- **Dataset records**
________

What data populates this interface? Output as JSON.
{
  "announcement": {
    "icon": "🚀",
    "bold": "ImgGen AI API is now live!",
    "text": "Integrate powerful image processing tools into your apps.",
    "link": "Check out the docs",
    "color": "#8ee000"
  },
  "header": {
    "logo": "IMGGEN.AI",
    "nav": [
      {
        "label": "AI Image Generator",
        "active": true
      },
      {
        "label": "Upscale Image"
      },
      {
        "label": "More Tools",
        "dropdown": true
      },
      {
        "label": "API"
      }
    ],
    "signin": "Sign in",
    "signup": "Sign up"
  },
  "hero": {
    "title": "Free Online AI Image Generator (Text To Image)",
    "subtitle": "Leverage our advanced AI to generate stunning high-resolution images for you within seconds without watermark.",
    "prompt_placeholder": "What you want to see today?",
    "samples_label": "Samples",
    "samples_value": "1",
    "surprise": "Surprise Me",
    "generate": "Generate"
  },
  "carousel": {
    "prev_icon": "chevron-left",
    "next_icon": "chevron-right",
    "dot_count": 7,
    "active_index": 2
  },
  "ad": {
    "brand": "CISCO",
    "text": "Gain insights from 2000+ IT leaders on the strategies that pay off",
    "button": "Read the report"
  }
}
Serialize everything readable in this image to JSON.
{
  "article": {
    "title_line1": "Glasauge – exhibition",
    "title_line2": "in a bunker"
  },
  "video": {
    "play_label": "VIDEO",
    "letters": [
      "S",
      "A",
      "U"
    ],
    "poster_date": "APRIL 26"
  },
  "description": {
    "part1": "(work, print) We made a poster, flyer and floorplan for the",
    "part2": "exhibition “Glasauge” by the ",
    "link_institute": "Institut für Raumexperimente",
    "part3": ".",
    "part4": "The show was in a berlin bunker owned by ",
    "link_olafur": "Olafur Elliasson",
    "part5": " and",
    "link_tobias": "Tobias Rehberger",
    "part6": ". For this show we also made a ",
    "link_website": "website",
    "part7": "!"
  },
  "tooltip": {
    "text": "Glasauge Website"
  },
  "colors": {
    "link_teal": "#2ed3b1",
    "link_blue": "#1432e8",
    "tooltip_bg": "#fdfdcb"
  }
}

________

- **WHAT YOU WILL DO**
Collect each line containing the string "chevron".

- **EXERCISE RESPONSE**
    "prev_icon": "chevron-left",
    "next_icon": "chevron-right",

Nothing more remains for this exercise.